(Data entries)
....
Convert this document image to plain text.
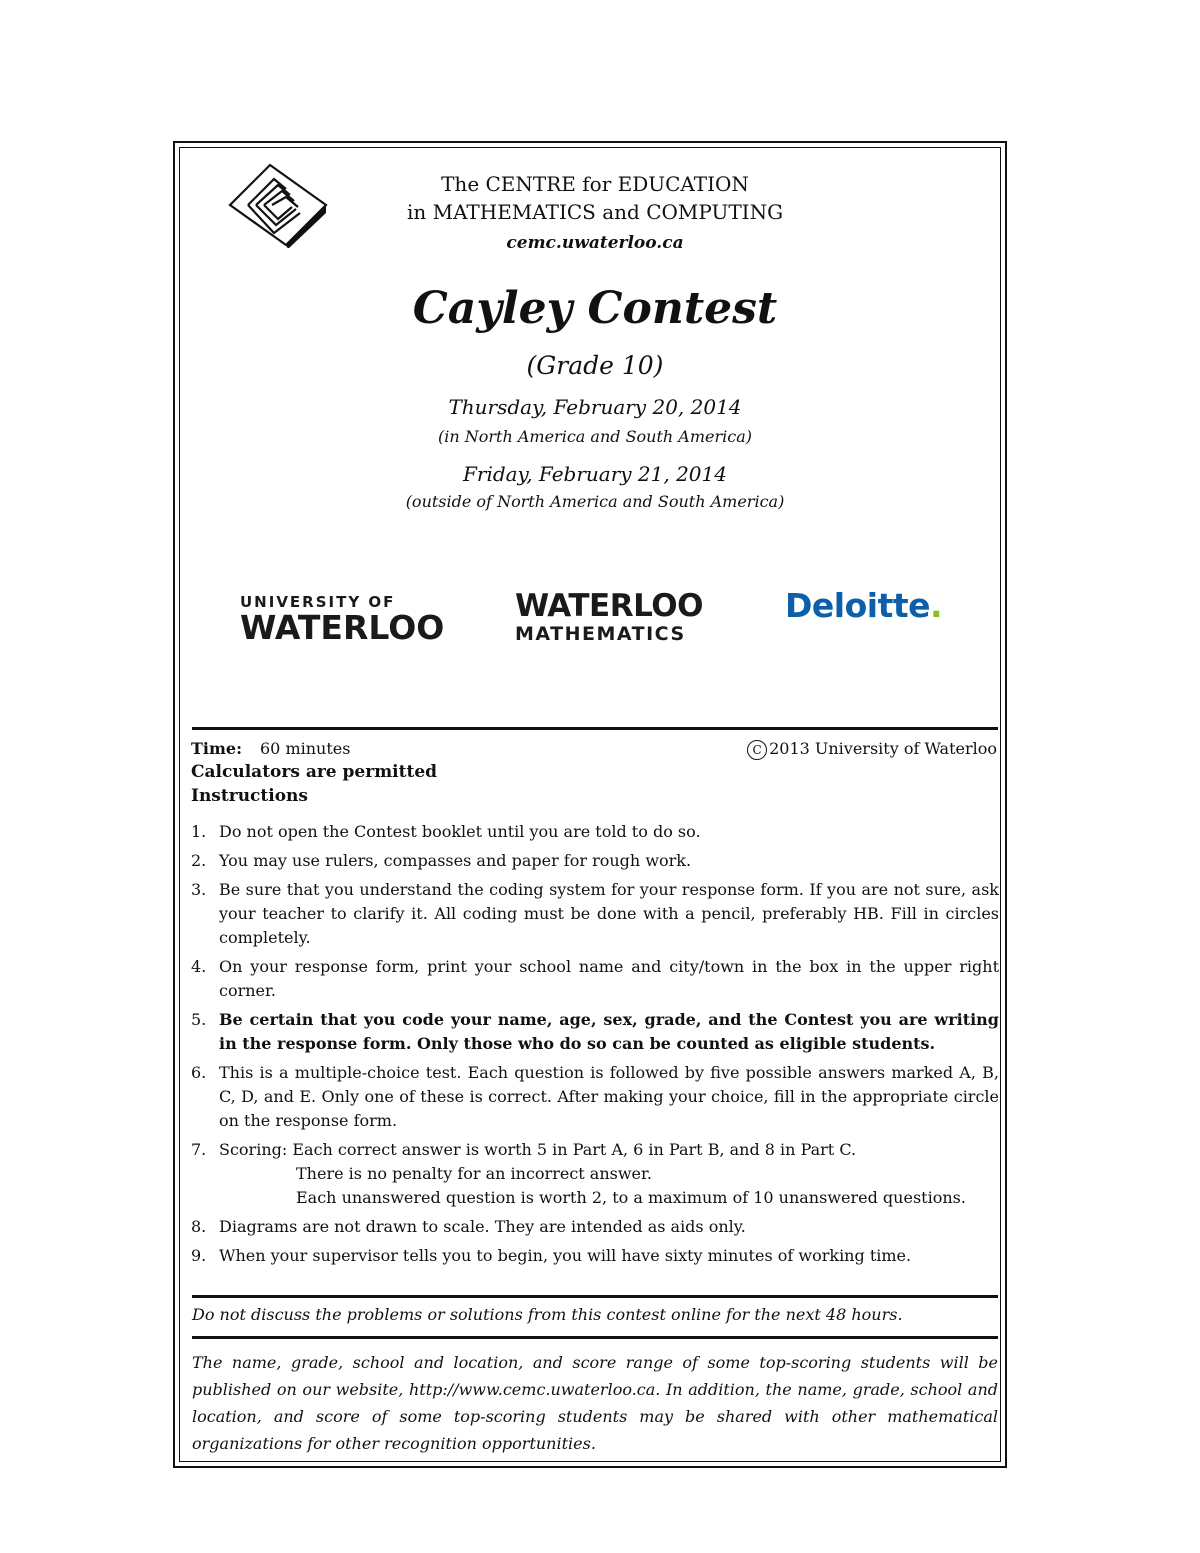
The CENTRE for EDUCATION
in MATHEMATICS and COMPUTING
cemc.uwaterloo.ca
Cayley Contest
(Grade 10)
Thursday, February 20, 2014
(in North America and South America)
Friday, February 21, 2014
(outside of North America and South America)
UNIVERSITY OF
WATERLOO
WATERLOO
MATHEMATICS
Deloitte.
Time: 60 minutes	C 2013 University of Waterloo
Calculators are permitted
Instructions
1. Do not open the Contest booklet until you are told to do so.
2. You may use rulers, compasses and paper for rough work.
3. Be sure that you understand the coding system for your response form. If you are not sure, ask your teacher to clarify it. All coding must be done with a pencil, preferably HB. Fill in circles completely.
4. On your response form, print your school name and city/town in the box in the upper right corner.
5. Be certain that you code your name, age, sex, grade, and the Contest you are writing in the response form. Only those who do so can be counted as eligible students.
6. This is a multiple-choice test. Each question is followed by five possible answers marked A, B, C, D, and E. Only one of these is correct. After making your choice, fill in the appropriate circle on the response form.
7. Scoring: Each correct answer is worth 5 in Part A, 6 in Part B, and 8 in Part C.
There is no penalty for an incorrect answer.
Each unanswered question is worth 2, to a maximum of 10 unanswered questions.
8. Diagrams are not drawn to scale. They are intended as aids only.
9. When your supervisor tells you to begin, you will have sixty minutes of working time.
Do not discuss the problems or solutions from this contest online for the next 48 hours.
The name, grade, school and location, and score range of some top-scoring students will be published on our website, http://www.cemc.uwaterloo.ca. In addition, the name, grade, school and location, and score of some top-scoring students may be shared with other mathematical organizations for other recognition opportunities.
....
## Requirement
Will you restate every entry word for word and omit the images?

## Completed exercise
Convert this document image to plain text.
The CENTRE for EDUCATION
in MATHEMATICS and COMPUTING
cemc.uwaterloo.ca
Cayley Contest
(Grade 10)
Thursday, February 20, 2014
(in North America and South America)
Friday, February 21, 2014
(outside of North America and South America)
UNIVERSITY OF
WATERLOO
WATERLOO
MATHEMATICS
Deloitte.
Time: 60 minutes	C 2013 University of Waterloo
Calculators are permitted
Instructions
1. Do not open the Contest booklet until you are told to do so.
2. You may use rulers, compasses and paper for rough work.
3. Be sure that you understand the coding system for your response form. If you are not sure, ask your teacher to clarify it. All coding must be done with a pencil, preferably HB. Fill in circles completely.
4. On your response form, print your school name and city/town in the box in the upper right corner.
5. Be certain that you code your name, age, sex, grade, and the Contest you are writing in the response form. Only those who do so can be counted as eligible students.
6. This is a multiple-choice test. Each question is followed by five possible answers marked A, B, C, D, and E. Only one of these is correct. After making your choice, fill in the appropriate circle on the response form.
7. Scoring: Each correct answer is worth 5 in Part A, 6 in Part B, and 8 in Part C.
There is no penalty for an incorrect answer.
Each unanswered question is worth 2, to a maximum of 10 unanswered questions.
8. Diagrams are not drawn to scale. They are intended as aids only.
9. When your supervisor tells you to begin, you will have sixty minutes of working time.
Do not discuss the problems or solutions from this contest online for the next 48 hours.
The name, grade, school and location, and score range of some top-scoring students will be published on our website, http://www.cemc.uwaterloo.ca. In addition, the name, grade, school and location, and score of some top-scoring students may be shared with other mathematical organizations for other recognition opportunities.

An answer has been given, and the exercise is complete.